▶ **TASK OBJECTIVE**
Transcribe all the records exactly and omit any images they hold.
==== EXTRACTED DATA ====
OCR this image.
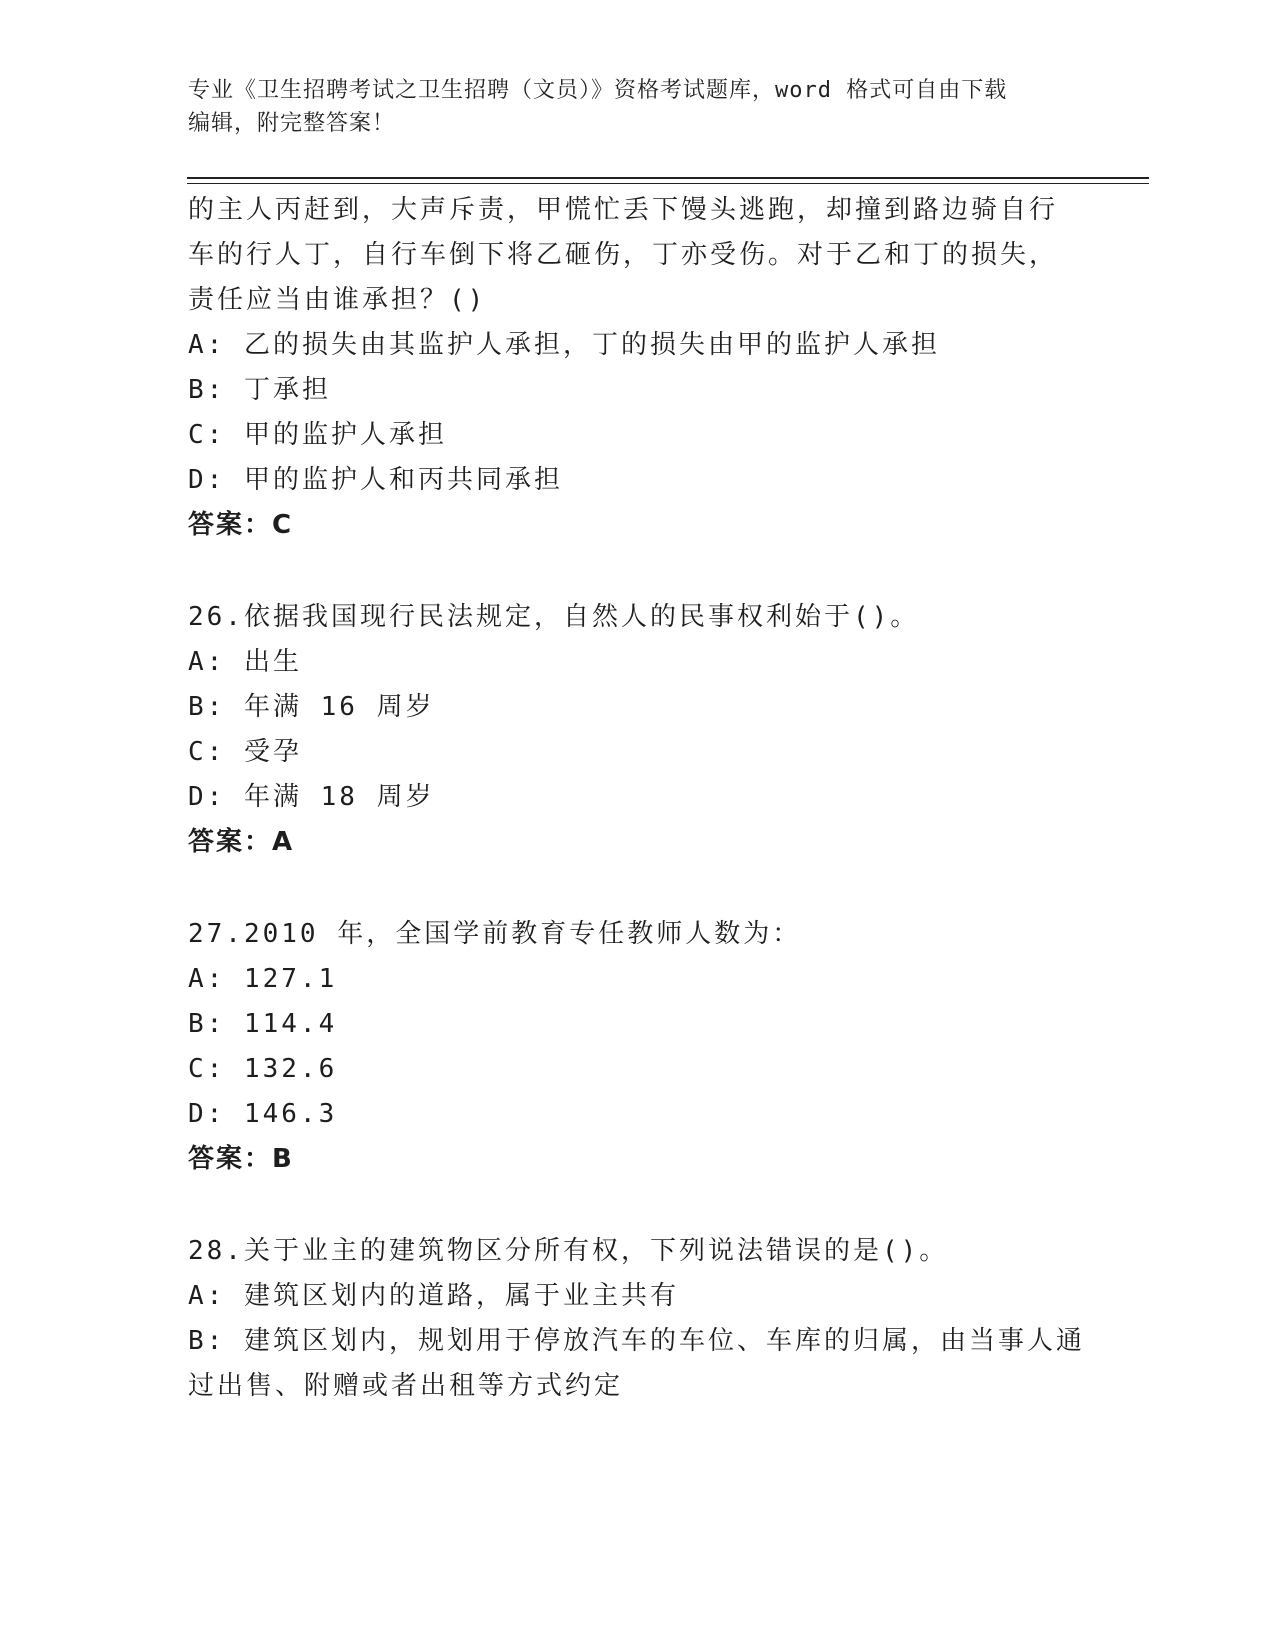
专业《卫生招聘考试之卫生招聘（文员）》资格考试题库，word 格式可自由下载
编辑，附完整答案！
的主人丙赶到，大声斥责，甲慌忙丢下馒头逃跑，却撞到路边骑自行
车的行人丁，自行车倒下将乙砸伤，丁亦受伤。对于乙和丁的损失，
责任应当由谁承担？()
A: 乙的损失由其监护人承担，丁的损失由甲的监护人承担
B: 丁承担
C: 甲的监护人承担
D: 甲的监护人和丙共同承担
答案：C
26.依据我国现行民法规定，自然人的民事权利始于()。
A: 出生
B: 年满 16 周岁
C: 受孕
D: 年满 18 周岁
答案：A
27.2010 年，全国学前教育专任教师人数为：
A: 127.1
B: 114.4
C: 132.6
D: 146.3
答案：B
28.关于业主的建筑物区分所有权，下列说法错误的是()。
A: 建筑区划内的道路，属于业主共有
B: 建筑区划内，规划用于停放汽车的车位、车库的归属，由当事人通
过出售、附赠或者出租等方式约定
====
▶ **OUTPUT FOR THIS TASK**
OCR this image.
专业《卫生招聘考试之卫生招聘（文员）》资格考试题库，word 格式可自由下载
编辑，附完整答案！
的主人丙赶到，大声斥责，甲慌忙丢下馒头逃跑，却撞到路边骑自行
车的行人丁，自行车倒下将乙砸伤，丁亦受伤。对于乙和丁的损失，
责任应当由谁承担？()
A: 乙的损失由其监护人承担，丁的损失由甲的监护人承担
B: 丁承担
C: 甲的监护人承担
D: 甲的监护人和丙共同承担
答案：C
26.依据我国现行民法规定，自然人的民事权利始于()。
A: 出生
B: 年满 16 周岁
C: 受孕
D: 年满 18 周岁
答案：A
27.2010 年，全国学前教育专任教师人数为：
A: 127.1
B: 114.4
C: 132.6
D: 146.3
答案：B
28.关于业主的建筑物区分所有权，下列说法错误的是()。
A: 建筑区划内的道路，属于业主共有
B: 建筑区划内，规划用于停放汽车的车位、车库的归属，由当事人通
过出售、附赠或者出租等方式约定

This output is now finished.